What you will do
Every line of the material that follows must be printed again exactly.

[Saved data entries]
#####

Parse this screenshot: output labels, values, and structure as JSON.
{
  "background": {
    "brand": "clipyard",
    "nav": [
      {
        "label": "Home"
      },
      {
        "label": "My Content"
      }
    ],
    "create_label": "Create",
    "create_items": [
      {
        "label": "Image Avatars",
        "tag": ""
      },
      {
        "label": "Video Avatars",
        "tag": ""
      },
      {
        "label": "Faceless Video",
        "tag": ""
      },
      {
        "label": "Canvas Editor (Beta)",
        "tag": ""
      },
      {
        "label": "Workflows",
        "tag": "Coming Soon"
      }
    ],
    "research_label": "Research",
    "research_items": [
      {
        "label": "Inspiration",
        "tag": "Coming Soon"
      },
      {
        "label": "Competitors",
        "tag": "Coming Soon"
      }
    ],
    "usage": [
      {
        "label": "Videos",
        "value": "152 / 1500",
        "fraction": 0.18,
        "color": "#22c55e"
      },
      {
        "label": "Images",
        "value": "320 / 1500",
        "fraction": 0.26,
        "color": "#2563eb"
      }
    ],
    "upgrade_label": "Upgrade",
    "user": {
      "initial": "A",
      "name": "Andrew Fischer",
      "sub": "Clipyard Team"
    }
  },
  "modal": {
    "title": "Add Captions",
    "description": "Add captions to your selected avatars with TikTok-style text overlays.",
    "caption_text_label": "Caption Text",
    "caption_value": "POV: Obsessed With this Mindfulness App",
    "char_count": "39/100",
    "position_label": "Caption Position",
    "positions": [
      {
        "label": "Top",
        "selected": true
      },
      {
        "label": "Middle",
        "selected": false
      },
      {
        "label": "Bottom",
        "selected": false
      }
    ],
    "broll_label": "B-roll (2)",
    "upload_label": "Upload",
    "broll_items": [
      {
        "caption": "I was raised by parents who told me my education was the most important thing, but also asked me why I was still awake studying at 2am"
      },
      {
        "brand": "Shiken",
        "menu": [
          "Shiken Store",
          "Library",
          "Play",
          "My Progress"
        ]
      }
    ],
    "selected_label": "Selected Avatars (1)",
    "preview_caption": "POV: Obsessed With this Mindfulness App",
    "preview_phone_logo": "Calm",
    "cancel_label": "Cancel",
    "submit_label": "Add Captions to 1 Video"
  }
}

#####

The reply
Parse this screenshot: output labels, values, and structure as JSON.
{
  "background": {
    "brand": "clipyard",
    "nav": [
      {
        "label": "Home"
      },
      {
        "label": "My Content"
      }
    ],
    "create_label": "Create",
    "create_items": [
      {
        "label": "Image Avatars",
        "tag": ""
      },
      {
        "label": "Video Avatars",
        "tag": ""
      },
      {
        "label": "Faceless Video",
        "tag": ""
      },
      {
        "label": "Canvas Editor (Beta)",
        "tag": ""
      },
      {
        "label": "Workflows",
        "tag": "Coming Soon"
      }
    ],
    "research_label": "Research",
    "research_items": [
      {
        "label": "Inspiration",
        "tag": "Coming Soon"
      },
      {
        "label": "Competitors",
        "tag": "Coming Soon"
      }
    ],
    "usage": [
      {
        "label": "Videos",
        "value": "152 / 1500",
        "fraction": 0.18,
        "color": "#22c55e"
      },
      {
        "label": "Images",
        "value": "320 / 1500",
        "fraction": 0.26,
        "color": "#2563eb"
      }
    ],
    "upgrade_label": "Upgrade",
    "user": {
      "initial": "A",
      "name": "Andrew Fischer",
      "sub": "Clipyard Team"
    }
  },
  "modal": {
    "title": "Add Captions",
    "description": "Add captions to your selected avatars with TikTok-style text overlays.",
    "caption_text_label": "Caption Text",
    "caption_value": "POV: Obsessed With this Mindfulness App",
    "char_count": "39/100",
    "position_label": "Caption Position",
    "positions": [
      {
        "label": "Top",
        "selected": true
      },
      {
        "label": "Middle",
        "selected": false
      },
      {
        "label": "Bottom",
        "selected": false
      }
    ],
    "broll_label": "B-roll (2)",
    "upload_label": "Upload",
    "broll_items": [
      {
        "caption": "I was raised by parents who told me my education was the most important thing, but also asked me why I was still awake studying at 2am"
      },
      {
        "brand": "Shiken",
        "menu": [
          "Shiken Store",
          "Library",
          "Play",
          "My Progress"
        ]
      }
    ],
    "selected_label": "Selected Avatars (1)",
    "preview_caption": "POV: Obsessed With this Mindfulness App",
    "preview_phone_logo": "Calm",
    "cancel_label": "Cancel",
    "submit_label": "Add Captions to 1 Video"
  }
}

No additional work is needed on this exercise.